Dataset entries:
— start —

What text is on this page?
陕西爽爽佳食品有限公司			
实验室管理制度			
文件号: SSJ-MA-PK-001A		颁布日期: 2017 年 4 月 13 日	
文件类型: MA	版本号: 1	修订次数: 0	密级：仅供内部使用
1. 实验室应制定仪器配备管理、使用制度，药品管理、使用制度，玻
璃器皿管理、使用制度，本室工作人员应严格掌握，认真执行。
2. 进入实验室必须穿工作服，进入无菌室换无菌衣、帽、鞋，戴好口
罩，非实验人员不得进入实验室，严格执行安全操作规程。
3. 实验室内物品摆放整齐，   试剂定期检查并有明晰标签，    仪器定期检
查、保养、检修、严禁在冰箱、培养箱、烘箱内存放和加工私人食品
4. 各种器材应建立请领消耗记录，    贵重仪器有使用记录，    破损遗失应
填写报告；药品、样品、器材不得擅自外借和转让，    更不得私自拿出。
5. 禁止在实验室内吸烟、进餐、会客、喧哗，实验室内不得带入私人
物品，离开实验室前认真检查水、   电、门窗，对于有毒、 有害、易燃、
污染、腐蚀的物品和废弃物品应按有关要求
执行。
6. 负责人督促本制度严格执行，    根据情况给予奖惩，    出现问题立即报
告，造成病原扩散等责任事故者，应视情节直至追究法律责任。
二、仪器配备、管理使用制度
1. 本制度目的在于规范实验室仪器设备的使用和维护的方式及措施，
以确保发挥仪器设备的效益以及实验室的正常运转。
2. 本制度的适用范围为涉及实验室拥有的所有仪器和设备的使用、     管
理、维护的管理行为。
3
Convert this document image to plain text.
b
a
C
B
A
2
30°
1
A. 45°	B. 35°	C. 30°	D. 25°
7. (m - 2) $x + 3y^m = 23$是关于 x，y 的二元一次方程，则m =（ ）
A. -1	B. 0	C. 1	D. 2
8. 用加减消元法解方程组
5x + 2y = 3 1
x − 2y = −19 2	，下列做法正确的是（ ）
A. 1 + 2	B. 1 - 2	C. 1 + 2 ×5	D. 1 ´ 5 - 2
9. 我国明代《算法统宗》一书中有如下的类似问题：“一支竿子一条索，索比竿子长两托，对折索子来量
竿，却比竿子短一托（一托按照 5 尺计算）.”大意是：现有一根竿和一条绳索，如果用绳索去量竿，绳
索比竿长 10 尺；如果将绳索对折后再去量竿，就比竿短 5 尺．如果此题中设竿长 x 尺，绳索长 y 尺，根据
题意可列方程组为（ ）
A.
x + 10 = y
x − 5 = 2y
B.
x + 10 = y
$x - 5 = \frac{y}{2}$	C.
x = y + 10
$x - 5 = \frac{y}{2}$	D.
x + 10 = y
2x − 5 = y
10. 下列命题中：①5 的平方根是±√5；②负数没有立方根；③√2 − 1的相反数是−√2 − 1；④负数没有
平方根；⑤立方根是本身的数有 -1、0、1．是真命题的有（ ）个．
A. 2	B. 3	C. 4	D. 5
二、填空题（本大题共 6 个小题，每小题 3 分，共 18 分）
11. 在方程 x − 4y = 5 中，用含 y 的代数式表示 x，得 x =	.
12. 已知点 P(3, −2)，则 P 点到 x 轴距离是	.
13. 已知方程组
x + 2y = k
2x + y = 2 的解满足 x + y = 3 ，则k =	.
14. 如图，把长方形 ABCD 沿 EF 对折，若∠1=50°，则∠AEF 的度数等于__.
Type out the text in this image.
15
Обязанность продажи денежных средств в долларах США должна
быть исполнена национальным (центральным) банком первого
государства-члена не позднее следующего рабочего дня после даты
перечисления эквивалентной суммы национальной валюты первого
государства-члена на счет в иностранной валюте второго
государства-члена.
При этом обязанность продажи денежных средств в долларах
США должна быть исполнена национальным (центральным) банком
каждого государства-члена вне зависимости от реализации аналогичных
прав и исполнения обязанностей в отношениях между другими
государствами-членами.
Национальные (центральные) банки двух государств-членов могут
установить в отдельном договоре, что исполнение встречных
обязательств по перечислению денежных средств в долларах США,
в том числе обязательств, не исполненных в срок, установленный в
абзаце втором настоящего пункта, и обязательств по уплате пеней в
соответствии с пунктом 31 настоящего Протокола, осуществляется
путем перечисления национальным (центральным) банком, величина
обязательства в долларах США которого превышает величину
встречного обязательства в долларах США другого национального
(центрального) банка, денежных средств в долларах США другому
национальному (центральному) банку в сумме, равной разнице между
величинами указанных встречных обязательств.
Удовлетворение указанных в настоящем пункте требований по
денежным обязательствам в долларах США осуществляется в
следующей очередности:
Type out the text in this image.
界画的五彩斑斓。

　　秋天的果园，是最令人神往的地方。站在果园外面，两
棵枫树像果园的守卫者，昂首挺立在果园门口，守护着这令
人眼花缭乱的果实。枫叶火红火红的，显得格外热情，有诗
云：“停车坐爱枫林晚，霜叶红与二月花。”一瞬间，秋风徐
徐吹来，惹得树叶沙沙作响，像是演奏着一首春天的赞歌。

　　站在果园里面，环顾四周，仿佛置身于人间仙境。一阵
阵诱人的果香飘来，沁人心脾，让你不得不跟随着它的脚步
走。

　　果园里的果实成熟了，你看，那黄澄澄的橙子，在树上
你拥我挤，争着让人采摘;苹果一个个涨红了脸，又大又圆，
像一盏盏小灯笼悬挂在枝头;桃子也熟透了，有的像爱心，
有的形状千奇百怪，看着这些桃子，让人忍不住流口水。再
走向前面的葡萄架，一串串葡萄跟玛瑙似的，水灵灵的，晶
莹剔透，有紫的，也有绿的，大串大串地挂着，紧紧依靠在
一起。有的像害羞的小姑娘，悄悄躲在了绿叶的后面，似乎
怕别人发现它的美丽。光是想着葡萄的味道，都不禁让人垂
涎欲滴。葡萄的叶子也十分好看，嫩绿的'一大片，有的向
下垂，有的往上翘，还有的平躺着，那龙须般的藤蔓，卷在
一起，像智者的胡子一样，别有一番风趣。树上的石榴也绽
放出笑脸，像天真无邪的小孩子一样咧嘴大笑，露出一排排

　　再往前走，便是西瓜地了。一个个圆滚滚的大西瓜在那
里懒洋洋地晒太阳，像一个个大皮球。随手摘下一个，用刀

— end —

*What is required*. Copy out each line of the records where the string "должна" appears.

*Task solution*.
Обязанность продажи денежных средств в долларах США должна
США должна быть исполнена национальным (центральным) банком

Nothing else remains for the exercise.